(Data items)
● ● ●
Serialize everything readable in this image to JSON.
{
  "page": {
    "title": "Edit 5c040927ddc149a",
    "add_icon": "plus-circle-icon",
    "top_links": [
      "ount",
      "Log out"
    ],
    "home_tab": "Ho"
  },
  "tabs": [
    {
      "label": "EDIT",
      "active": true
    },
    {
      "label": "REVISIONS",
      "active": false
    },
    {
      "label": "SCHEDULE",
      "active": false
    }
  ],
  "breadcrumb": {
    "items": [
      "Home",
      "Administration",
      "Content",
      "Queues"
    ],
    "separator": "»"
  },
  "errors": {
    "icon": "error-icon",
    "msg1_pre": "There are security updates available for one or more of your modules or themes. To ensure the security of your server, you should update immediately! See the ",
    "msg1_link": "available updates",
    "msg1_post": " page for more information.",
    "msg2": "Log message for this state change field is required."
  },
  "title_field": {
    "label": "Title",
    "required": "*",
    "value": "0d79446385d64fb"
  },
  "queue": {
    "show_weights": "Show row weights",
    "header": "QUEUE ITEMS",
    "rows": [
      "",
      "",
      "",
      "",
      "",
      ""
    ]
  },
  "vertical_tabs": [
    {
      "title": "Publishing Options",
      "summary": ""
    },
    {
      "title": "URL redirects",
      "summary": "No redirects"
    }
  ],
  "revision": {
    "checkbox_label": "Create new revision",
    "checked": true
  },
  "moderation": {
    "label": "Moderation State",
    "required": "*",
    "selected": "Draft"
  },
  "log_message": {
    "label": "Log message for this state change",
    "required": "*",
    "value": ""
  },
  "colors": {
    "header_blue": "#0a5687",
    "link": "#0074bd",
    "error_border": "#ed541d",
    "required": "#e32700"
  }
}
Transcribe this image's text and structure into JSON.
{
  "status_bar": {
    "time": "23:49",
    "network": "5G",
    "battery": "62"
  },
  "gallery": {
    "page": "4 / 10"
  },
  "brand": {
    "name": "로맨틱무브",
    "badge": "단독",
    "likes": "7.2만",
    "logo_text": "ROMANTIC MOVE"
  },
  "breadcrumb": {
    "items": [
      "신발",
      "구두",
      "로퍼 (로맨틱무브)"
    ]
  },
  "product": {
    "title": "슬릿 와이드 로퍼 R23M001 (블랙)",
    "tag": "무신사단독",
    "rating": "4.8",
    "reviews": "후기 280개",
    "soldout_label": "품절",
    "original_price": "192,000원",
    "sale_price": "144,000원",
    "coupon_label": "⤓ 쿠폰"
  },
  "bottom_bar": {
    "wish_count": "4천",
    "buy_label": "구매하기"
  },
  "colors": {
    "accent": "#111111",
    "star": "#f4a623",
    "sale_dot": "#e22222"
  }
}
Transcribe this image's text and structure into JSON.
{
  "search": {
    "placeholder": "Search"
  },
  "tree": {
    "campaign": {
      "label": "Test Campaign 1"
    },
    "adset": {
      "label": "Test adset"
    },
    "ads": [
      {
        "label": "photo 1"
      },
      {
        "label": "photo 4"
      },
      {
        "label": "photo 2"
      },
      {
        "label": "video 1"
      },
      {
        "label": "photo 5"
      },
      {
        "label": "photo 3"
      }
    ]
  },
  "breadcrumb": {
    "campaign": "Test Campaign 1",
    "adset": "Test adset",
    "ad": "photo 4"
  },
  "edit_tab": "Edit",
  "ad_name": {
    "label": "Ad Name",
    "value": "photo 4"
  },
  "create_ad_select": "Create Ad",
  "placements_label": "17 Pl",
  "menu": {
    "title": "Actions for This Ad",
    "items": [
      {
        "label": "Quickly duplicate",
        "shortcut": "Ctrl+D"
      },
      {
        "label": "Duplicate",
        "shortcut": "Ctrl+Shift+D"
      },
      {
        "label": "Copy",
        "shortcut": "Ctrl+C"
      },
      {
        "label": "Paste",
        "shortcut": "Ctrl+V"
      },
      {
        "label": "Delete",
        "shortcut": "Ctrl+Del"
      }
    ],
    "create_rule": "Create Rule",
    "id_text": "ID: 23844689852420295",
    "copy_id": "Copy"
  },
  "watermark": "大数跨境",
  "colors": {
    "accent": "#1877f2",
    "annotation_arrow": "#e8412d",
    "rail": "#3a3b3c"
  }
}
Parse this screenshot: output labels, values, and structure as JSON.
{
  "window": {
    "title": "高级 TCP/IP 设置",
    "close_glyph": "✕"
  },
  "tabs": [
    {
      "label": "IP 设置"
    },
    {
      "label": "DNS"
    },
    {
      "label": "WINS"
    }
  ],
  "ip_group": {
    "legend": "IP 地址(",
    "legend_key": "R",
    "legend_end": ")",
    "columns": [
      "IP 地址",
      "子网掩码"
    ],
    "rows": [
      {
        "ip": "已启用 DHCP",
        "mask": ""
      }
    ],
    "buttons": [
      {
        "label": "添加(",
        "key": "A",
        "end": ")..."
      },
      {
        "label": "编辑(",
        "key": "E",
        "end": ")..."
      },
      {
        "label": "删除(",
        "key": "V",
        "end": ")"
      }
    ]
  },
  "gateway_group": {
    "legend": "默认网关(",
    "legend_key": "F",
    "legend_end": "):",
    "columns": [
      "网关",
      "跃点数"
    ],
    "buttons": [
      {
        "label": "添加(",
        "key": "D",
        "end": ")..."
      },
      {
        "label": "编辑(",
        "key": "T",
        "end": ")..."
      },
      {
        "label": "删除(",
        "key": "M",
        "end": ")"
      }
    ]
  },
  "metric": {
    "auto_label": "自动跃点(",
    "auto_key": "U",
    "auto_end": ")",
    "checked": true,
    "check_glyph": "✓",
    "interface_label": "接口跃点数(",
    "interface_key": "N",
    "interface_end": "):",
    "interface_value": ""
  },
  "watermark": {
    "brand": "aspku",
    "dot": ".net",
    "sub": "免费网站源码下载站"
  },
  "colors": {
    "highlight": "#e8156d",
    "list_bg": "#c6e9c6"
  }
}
● ● ●
§ Required task:
In the records above, locate each line with the word "true". Copy all such lines.

§ Correct output:
      "active": true
    "checked": true
    "checked": true,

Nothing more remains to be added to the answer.